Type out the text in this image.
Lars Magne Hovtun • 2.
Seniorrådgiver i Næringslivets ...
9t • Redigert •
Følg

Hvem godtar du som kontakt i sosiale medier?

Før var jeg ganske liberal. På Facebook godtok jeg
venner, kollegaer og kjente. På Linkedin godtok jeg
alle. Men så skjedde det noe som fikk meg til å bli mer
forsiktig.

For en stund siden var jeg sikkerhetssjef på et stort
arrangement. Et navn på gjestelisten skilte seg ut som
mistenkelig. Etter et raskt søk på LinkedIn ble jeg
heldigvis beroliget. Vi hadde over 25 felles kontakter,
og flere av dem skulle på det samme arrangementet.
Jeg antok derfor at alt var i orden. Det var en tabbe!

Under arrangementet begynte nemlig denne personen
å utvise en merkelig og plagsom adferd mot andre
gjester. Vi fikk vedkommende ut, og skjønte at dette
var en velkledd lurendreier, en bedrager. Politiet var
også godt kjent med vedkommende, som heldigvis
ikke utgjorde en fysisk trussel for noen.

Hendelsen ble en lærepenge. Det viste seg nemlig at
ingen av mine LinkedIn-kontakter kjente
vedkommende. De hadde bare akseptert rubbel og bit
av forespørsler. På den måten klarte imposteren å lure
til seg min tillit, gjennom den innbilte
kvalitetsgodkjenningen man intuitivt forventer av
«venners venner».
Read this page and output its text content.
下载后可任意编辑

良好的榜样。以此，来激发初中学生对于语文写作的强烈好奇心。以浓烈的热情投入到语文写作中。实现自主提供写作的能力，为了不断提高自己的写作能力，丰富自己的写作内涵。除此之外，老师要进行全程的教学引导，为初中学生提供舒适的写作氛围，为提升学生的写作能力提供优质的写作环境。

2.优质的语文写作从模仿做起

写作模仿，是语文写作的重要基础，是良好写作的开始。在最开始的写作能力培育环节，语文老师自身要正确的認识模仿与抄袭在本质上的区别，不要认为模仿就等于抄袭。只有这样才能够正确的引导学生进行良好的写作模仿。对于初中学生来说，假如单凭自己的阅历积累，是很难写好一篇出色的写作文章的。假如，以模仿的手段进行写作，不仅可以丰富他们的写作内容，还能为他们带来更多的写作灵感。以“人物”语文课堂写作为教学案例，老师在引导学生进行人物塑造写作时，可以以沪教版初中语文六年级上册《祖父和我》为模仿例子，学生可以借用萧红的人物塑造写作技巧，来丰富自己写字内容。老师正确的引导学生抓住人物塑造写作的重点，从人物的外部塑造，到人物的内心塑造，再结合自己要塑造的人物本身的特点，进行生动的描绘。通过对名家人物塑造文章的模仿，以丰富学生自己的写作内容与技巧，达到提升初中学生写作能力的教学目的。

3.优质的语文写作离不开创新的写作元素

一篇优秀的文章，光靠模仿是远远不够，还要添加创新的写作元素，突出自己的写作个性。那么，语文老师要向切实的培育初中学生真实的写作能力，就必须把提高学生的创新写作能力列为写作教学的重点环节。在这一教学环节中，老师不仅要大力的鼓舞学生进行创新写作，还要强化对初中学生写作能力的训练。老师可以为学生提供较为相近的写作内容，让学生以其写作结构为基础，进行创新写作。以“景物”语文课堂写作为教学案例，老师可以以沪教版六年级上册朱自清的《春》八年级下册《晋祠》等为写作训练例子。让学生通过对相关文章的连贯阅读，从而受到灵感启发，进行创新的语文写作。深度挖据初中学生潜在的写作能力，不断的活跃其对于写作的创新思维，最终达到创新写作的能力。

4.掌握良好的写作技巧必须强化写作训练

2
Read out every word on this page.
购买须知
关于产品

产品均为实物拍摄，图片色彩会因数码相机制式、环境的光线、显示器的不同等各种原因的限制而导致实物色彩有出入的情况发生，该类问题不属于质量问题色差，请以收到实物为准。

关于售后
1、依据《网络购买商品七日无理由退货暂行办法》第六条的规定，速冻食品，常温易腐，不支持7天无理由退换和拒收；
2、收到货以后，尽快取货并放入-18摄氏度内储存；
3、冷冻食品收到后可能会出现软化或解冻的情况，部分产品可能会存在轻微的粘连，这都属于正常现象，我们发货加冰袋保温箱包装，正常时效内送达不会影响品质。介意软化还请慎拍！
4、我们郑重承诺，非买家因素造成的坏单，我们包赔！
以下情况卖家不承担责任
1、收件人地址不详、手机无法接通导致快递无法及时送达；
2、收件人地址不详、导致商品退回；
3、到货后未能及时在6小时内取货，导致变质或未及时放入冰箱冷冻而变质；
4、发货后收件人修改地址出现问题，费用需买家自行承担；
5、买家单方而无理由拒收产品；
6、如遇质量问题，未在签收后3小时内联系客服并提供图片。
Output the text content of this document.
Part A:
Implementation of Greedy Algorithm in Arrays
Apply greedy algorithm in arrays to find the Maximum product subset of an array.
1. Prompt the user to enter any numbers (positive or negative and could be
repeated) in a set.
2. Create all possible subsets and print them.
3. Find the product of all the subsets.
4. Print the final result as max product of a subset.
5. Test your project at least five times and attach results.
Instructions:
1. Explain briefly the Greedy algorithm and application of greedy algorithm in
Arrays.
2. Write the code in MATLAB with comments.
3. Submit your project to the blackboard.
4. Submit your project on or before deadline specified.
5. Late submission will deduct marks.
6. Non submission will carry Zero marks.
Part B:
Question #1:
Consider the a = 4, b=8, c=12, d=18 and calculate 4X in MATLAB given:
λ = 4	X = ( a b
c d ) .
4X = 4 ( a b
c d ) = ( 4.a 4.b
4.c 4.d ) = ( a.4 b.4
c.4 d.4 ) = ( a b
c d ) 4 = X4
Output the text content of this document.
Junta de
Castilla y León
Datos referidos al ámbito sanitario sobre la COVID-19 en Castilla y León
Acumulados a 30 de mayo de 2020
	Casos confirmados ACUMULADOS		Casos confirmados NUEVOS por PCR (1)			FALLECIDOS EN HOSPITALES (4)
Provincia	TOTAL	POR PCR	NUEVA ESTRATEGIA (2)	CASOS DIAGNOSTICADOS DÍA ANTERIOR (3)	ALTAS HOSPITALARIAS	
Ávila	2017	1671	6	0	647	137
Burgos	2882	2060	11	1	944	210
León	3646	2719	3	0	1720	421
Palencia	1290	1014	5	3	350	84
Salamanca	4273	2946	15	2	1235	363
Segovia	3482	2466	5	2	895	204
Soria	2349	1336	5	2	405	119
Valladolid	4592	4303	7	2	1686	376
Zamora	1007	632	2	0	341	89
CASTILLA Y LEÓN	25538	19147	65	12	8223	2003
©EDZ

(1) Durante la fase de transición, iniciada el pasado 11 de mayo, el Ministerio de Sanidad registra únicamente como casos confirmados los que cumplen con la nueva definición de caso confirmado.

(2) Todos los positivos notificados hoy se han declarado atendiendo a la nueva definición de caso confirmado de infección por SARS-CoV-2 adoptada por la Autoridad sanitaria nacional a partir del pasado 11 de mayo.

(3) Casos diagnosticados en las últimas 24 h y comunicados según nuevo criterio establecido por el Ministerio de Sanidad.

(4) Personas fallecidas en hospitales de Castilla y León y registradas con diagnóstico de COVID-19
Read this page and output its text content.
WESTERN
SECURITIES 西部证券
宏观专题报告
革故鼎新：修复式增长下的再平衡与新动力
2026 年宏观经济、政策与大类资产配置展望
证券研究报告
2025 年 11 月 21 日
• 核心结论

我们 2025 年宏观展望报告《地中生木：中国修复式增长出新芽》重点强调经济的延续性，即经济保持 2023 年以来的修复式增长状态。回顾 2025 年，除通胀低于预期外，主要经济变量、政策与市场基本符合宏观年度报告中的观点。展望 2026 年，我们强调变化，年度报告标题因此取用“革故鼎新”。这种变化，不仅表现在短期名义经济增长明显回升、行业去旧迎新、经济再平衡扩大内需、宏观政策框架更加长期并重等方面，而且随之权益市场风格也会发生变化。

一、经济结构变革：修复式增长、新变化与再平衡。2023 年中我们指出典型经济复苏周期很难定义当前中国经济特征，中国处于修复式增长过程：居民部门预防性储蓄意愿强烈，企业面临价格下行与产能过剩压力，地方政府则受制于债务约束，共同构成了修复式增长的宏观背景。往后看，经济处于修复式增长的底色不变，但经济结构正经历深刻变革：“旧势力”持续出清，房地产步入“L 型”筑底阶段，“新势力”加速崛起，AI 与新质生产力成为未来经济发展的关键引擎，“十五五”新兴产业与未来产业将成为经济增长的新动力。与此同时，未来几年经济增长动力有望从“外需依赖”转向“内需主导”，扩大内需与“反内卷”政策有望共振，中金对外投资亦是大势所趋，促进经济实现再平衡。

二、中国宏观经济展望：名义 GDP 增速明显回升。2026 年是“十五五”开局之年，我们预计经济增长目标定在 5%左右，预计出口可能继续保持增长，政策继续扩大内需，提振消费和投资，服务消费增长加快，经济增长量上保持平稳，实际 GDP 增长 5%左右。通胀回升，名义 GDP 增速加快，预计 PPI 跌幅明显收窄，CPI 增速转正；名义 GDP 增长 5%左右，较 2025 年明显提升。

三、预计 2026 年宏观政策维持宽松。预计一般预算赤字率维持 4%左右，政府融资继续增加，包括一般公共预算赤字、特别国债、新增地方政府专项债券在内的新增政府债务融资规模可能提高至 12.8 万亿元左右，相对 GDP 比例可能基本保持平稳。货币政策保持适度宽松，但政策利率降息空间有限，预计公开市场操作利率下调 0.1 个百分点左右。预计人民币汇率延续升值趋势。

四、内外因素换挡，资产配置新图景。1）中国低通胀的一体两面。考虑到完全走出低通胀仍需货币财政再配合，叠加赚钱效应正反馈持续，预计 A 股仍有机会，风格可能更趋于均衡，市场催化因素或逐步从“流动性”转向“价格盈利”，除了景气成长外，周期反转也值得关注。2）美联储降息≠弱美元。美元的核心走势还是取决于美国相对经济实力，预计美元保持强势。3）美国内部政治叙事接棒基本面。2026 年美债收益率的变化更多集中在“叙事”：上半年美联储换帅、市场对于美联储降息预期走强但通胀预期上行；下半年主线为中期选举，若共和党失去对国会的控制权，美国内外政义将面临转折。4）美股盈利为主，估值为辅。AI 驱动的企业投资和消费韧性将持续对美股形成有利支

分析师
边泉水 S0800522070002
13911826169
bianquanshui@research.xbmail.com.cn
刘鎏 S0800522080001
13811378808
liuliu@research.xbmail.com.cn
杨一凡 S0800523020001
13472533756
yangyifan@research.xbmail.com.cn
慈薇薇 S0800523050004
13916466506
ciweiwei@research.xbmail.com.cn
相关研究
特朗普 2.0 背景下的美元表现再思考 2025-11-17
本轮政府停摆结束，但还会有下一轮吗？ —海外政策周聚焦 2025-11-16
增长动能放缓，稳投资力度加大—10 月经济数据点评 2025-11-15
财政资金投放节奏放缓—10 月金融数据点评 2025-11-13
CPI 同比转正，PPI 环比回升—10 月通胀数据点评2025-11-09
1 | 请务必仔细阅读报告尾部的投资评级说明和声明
--------------------------------
**REQUIREMENT:**
Gather up every line in the data above that contains the word "godtok", copying each one.

**SOLUTION FOR THIS TASK:**
Før var jeg ganske liberal. På Facebook godtok jeg
venner, kollegaer og kjente. På Linkedin godtok jeg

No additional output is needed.